*Directive:*
From the entries below, please gather each line containing the string "approximate".

****************************************

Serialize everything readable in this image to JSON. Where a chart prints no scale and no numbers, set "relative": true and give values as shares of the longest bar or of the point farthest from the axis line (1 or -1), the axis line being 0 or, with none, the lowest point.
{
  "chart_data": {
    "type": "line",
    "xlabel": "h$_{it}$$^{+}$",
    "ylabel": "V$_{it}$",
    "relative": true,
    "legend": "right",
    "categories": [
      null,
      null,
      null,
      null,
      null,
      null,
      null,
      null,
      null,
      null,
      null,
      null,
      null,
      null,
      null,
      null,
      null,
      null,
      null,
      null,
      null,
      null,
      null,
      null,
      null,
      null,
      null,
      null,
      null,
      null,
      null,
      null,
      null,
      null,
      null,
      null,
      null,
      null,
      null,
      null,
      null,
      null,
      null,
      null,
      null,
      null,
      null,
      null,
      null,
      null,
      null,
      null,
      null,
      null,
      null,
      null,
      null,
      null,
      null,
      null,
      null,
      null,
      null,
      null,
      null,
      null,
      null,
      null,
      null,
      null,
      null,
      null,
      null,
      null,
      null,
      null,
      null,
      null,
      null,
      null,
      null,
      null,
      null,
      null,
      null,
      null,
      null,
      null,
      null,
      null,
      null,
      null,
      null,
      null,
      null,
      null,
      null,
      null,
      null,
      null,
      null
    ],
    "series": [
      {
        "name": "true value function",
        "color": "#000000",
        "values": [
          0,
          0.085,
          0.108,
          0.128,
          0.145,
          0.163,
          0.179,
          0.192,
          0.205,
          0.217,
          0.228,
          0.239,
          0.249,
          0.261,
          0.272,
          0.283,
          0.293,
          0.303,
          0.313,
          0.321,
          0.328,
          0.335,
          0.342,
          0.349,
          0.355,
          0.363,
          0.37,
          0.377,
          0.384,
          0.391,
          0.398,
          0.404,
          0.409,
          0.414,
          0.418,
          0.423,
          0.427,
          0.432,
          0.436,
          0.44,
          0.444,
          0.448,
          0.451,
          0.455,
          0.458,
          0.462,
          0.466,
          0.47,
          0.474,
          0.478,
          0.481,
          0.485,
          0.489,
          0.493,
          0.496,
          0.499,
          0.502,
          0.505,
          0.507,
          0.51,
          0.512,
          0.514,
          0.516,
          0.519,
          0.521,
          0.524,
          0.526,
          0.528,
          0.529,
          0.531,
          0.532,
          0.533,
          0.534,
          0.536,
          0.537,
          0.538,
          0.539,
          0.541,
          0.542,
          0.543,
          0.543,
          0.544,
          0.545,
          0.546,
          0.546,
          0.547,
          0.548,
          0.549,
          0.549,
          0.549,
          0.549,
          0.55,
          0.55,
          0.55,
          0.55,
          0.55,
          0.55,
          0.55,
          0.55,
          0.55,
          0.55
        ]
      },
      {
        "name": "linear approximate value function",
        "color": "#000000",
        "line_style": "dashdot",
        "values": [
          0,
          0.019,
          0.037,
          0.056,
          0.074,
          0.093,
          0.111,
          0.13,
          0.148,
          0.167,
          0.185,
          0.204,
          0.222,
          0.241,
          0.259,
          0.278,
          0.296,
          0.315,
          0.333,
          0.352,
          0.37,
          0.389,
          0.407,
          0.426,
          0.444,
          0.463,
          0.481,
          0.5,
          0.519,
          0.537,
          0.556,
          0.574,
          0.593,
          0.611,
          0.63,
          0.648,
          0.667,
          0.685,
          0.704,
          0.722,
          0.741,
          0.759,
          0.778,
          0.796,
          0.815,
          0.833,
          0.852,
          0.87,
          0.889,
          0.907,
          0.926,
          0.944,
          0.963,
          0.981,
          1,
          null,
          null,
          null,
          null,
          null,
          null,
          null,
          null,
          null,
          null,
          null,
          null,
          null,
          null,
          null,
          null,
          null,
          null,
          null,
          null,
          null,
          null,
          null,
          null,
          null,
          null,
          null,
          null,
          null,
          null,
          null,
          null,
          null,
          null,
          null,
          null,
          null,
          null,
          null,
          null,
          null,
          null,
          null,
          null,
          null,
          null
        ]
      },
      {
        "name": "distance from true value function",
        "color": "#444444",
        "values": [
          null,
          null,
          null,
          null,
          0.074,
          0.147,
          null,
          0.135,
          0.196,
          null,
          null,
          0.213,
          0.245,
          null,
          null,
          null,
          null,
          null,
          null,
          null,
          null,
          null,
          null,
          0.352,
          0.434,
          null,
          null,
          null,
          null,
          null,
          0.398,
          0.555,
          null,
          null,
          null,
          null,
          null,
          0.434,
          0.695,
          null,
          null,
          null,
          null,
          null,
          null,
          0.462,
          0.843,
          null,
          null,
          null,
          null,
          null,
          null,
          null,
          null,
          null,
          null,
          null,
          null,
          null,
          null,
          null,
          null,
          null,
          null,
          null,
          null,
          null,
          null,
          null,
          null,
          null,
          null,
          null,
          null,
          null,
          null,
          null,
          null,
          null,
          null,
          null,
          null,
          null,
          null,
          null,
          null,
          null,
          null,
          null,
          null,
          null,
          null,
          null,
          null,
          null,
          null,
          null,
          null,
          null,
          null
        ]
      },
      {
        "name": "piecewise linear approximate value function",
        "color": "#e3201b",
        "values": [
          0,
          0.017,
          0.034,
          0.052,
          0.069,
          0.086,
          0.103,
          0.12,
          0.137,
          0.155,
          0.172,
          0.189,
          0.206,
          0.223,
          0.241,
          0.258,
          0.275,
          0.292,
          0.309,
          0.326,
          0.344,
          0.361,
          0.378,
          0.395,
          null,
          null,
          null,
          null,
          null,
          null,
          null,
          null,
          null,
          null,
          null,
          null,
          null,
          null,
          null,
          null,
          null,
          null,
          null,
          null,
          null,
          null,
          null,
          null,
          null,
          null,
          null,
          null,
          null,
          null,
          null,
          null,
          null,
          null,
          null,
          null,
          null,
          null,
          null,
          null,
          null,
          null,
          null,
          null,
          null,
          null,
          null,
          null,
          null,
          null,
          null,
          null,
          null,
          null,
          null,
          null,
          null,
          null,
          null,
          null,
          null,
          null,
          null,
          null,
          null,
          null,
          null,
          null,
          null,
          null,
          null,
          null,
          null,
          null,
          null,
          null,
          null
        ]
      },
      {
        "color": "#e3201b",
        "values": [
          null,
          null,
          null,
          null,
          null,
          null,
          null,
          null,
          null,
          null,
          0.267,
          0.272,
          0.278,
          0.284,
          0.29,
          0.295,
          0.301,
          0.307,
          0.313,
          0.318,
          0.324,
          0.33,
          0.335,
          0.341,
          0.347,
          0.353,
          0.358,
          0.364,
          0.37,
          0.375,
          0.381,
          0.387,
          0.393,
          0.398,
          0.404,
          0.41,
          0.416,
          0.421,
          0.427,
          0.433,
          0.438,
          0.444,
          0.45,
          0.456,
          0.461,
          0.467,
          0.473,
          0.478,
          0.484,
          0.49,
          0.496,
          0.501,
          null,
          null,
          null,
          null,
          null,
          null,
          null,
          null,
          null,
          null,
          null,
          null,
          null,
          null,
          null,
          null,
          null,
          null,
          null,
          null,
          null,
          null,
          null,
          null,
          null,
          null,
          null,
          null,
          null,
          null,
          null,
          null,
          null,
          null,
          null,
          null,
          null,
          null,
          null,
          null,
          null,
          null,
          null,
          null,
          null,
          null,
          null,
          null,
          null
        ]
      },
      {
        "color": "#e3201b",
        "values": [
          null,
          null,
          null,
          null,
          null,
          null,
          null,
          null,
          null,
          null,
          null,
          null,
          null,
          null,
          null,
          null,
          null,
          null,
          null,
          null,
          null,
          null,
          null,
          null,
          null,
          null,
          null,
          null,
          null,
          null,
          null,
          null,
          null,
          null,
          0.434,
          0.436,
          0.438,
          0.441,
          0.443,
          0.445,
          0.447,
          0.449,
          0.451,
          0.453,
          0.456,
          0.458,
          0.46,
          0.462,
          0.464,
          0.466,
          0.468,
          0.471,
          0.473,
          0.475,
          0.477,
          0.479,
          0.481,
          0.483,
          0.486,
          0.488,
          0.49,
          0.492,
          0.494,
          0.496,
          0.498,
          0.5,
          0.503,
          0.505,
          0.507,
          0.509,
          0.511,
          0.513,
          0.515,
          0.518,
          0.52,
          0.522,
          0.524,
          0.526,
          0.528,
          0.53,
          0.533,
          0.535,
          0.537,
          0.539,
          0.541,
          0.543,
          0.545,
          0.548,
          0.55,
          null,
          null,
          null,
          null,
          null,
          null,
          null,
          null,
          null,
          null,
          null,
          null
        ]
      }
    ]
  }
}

****************************************

*Correct response:*
        "name": "linear approximate value function",
        "name": "piecewise linear approximate value function",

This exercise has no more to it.